— START —

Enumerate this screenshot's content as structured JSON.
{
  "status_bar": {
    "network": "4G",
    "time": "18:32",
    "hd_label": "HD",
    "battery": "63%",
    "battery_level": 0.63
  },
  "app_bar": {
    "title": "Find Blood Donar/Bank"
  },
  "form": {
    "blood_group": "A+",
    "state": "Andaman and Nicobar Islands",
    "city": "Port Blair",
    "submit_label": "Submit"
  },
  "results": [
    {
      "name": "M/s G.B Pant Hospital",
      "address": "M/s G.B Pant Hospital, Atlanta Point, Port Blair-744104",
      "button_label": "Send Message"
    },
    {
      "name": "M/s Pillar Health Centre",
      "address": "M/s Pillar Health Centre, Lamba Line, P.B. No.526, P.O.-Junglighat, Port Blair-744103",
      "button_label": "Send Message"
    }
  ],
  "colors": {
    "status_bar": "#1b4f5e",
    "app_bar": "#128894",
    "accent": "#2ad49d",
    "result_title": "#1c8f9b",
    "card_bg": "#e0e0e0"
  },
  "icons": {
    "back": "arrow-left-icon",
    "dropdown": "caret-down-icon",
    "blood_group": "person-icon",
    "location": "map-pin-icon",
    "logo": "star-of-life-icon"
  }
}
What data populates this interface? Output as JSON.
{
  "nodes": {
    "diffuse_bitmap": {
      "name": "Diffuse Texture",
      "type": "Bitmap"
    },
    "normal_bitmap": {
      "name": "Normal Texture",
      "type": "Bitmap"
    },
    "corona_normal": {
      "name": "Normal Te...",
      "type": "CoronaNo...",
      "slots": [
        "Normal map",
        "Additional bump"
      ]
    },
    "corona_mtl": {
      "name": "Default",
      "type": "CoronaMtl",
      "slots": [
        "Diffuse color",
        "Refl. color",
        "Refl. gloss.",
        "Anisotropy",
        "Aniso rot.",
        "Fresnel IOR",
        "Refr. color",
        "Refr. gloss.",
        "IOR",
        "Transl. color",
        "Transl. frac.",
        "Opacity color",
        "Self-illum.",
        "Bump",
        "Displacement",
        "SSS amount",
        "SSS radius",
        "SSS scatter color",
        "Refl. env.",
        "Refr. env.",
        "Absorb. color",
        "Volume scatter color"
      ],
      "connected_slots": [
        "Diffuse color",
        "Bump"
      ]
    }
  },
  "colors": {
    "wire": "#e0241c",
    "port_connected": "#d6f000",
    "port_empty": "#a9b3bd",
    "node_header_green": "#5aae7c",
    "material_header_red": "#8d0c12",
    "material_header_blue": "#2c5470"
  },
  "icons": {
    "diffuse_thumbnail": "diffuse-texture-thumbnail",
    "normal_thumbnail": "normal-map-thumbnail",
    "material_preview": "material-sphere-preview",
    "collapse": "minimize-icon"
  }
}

— END —

## Task to complete
Copy every line from the records above that contains the word "this".

## Output
Enumerate this screenshot's content as structured JSON.
What data populates this interface? Output as JSON.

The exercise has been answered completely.